◆ Task
Write out every entry exactly as it appears.

**********

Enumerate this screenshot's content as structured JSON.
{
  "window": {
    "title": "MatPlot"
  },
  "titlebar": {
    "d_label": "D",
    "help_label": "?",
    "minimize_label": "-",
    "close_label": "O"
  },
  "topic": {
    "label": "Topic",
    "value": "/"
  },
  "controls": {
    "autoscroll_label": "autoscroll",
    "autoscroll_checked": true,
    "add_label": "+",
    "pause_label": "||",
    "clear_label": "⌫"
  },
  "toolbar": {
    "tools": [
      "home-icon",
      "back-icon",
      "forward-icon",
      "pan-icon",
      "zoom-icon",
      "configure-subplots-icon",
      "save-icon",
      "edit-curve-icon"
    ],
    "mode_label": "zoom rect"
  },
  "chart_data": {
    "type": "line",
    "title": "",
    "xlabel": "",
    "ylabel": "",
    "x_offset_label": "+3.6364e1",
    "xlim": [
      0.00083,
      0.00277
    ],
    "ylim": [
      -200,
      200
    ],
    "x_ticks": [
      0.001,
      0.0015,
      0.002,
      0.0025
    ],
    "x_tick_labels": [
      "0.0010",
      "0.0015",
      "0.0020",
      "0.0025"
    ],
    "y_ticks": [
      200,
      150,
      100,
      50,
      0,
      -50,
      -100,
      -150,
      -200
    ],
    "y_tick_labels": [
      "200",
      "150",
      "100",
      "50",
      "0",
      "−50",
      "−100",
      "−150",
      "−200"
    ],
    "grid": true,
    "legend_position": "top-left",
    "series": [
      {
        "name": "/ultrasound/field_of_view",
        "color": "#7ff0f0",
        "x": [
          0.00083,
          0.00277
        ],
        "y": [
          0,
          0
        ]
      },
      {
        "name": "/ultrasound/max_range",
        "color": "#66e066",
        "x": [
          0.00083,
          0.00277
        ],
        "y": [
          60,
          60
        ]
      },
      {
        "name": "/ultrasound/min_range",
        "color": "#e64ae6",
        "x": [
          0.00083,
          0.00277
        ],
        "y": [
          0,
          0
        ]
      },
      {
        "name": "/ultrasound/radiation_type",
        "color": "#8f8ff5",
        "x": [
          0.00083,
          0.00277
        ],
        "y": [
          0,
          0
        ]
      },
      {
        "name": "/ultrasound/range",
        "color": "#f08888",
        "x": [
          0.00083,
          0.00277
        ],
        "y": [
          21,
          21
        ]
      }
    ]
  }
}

**********

◆ Completed task
Enumerate this screenshot's content as structured JSON.
{
  "window": {
    "title": "MatPlot"
  },
  "titlebar": {
    "d_label": "D",
    "help_label": "?",
    "minimize_label": "-",
    "close_label": "O"
  },
  "topic": {
    "label": "Topic",
    "value": "/"
  },
  "controls": {
    "autoscroll_label": "autoscroll",
    "autoscroll_checked": true,
    "add_label": "+",
    "pause_label": "||",
    "clear_label": "⌫"
  },
  "toolbar": {
    "tools": [
      "home-icon",
      "back-icon",
      "forward-icon",
      "pan-icon",
      "zoom-icon",
      "configure-subplots-icon",
      "save-icon",
      "edit-curve-icon"
    ],
    "mode_label": "zoom rect"
  },
  "chart_data": {
    "type": "line",
    "title": "",
    "xlabel": "",
    "ylabel": "",
    "x_offset_label": "+3.6364e1",
    "xlim": [
      0.00083,
      0.00277
    ],
    "ylim": [
      -200,
      200
    ],
    "x_ticks": [
      0.001,
      0.0015,
      0.002,
      0.0025
    ],
    "x_tick_labels": [
      "0.0010",
      "0.0015",
      "0.0020",
      "0.0025"
    ],
    "y_ticks": [
      200,
      150,
      100,
      50,
      0,
      -50,
      -100,
      -150,
      -200
    ],
    "y_tick_labels": [
      "200",
      "150",
      "100",
      "50",
      "0",
      "−50",
      "−100",
      "−150",
      "−200"
    ],
    "grid": true,
    "legend_position": "top-left",
    "series": [
      {
        "name": "/ultrasound/field_of_view",
        "color": "#7ff0f0",
        "x": [
          0.00083,
          0.00277
        ],
        "y": [
          0,
          0
        ]
      },
      {
        "name": "/ultrasound/max_range",
        "color": "#66e066",
        "x": [
          0.00083,
          0.00277
        ],
        "y": [
          60,
          60
        ]
      },
      {
        "name": "/ultrasound/min_range",
        "color": "#e64ae6",
        "x": [
          0.00083,
          0.00277
        ],
        "y": [
          0,
          0
        ]
      },
      {
        "name": "/ultrasound/radiation_type",
        "color": "#8f8ff5",
        "x": [
          0.00083,
          0.00277
        ],
        "y": [
          0,
          0
        ]
      },
      {
        "name": "/ultrasound/range",
        "color": "#f08888",
        "x": [
          0.00083,
          0.00277
        ],
        "y": [
          21,
          21
        ]
      }
    ]
  }
}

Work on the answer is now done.